> **EXERCISE REQUIREMENTS**: List all lines of the data that include the string "Native".

[Stored data]

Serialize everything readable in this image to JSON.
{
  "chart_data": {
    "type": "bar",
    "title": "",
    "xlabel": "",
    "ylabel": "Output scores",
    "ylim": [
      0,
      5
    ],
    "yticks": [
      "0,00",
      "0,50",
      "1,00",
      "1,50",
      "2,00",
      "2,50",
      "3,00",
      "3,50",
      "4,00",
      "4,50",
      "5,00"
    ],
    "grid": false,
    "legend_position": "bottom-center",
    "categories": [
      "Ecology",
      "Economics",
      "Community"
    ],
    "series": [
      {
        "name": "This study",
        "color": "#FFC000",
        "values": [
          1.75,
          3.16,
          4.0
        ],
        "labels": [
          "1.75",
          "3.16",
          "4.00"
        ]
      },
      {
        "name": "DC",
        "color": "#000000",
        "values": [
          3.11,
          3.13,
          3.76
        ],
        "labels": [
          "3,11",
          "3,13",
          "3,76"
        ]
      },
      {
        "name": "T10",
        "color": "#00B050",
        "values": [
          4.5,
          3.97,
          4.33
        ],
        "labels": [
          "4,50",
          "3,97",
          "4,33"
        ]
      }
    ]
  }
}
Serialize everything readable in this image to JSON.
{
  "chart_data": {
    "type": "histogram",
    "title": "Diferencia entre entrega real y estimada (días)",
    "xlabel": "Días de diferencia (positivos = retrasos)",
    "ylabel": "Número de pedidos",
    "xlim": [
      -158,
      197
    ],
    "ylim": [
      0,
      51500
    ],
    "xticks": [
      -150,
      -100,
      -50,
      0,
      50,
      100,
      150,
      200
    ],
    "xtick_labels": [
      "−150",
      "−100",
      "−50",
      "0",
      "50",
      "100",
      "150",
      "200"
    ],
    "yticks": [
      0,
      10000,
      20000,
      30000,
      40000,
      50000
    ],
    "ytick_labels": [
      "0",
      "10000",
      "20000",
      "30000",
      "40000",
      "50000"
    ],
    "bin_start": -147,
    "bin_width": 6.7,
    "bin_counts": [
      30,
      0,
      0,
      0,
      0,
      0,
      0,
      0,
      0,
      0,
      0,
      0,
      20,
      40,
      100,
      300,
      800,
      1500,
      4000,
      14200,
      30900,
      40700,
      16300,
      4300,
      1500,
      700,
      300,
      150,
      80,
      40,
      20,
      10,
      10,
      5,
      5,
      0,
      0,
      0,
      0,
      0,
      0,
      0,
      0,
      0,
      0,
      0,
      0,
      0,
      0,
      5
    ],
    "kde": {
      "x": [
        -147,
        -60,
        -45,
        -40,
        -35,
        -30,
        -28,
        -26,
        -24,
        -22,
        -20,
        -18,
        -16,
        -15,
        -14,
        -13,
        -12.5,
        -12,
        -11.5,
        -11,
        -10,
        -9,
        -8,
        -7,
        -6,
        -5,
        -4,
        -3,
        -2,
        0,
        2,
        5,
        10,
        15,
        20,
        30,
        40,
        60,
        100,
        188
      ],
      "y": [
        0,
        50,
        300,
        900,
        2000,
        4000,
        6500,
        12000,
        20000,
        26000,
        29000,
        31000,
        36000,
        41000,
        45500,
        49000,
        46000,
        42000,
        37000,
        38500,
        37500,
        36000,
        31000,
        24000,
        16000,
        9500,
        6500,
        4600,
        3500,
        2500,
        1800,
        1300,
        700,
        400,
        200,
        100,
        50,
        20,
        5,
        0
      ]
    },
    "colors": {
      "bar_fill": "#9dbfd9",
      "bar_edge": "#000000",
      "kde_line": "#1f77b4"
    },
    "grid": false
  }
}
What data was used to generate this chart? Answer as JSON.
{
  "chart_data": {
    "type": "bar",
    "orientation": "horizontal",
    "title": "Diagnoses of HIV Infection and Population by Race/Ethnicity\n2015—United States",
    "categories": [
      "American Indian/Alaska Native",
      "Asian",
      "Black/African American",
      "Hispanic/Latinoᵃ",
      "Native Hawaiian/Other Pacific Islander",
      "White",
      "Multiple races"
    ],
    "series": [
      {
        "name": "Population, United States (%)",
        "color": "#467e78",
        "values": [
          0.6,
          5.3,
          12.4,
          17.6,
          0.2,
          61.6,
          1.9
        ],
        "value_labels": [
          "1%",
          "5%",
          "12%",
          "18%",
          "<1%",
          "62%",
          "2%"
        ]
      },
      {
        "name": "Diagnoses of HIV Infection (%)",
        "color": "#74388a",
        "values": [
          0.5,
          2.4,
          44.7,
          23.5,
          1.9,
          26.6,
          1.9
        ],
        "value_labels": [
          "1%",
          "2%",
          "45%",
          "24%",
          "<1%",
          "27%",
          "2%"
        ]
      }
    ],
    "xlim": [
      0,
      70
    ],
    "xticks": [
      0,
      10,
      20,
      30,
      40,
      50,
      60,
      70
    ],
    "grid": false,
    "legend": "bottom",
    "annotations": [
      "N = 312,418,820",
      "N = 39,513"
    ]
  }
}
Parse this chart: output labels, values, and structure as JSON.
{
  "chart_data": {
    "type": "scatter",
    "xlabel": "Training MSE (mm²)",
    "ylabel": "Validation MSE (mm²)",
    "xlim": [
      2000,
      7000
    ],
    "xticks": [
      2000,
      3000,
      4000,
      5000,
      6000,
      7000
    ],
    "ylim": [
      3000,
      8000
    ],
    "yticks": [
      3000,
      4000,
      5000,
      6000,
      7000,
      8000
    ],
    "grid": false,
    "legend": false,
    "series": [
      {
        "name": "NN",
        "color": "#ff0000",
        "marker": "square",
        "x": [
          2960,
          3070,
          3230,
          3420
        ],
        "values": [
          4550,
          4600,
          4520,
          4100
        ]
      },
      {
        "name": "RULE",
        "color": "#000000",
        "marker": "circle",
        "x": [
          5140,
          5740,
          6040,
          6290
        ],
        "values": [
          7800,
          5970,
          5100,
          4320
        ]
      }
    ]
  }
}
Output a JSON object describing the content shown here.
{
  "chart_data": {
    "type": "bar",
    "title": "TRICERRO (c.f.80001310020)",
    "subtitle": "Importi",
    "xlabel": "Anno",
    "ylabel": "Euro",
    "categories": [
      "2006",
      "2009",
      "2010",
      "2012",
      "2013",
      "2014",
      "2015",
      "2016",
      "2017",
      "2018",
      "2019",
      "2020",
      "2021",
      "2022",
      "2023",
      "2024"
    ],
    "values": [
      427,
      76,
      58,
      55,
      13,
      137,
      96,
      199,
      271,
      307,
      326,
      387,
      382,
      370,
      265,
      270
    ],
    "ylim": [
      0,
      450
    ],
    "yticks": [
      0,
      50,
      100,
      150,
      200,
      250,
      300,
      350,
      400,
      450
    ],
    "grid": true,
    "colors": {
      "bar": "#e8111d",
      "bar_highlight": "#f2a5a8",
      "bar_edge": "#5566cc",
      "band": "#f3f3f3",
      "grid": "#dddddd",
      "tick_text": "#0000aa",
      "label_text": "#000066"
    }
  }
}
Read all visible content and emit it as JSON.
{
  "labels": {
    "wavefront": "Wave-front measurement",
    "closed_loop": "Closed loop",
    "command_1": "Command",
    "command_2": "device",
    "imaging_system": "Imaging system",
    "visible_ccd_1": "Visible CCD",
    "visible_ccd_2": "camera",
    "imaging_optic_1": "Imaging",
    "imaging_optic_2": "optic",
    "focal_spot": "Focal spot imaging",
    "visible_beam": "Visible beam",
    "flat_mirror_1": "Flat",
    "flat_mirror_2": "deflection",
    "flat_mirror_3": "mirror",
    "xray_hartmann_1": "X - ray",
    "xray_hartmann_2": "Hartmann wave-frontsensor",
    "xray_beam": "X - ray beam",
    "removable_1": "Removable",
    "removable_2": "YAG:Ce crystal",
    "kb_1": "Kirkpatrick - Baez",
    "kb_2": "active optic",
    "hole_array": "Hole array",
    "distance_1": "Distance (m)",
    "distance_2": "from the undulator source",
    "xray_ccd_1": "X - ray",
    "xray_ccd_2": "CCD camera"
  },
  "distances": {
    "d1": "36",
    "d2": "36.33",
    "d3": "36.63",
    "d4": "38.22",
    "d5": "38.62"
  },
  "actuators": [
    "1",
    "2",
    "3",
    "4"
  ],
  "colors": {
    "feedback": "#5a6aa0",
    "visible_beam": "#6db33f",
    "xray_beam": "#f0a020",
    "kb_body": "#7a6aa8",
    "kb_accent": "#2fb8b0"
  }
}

> **EXERCISE RESULT**:
      "American Indian/Alaska Native",
      "Native Hawaiian/Other Pacific Islander",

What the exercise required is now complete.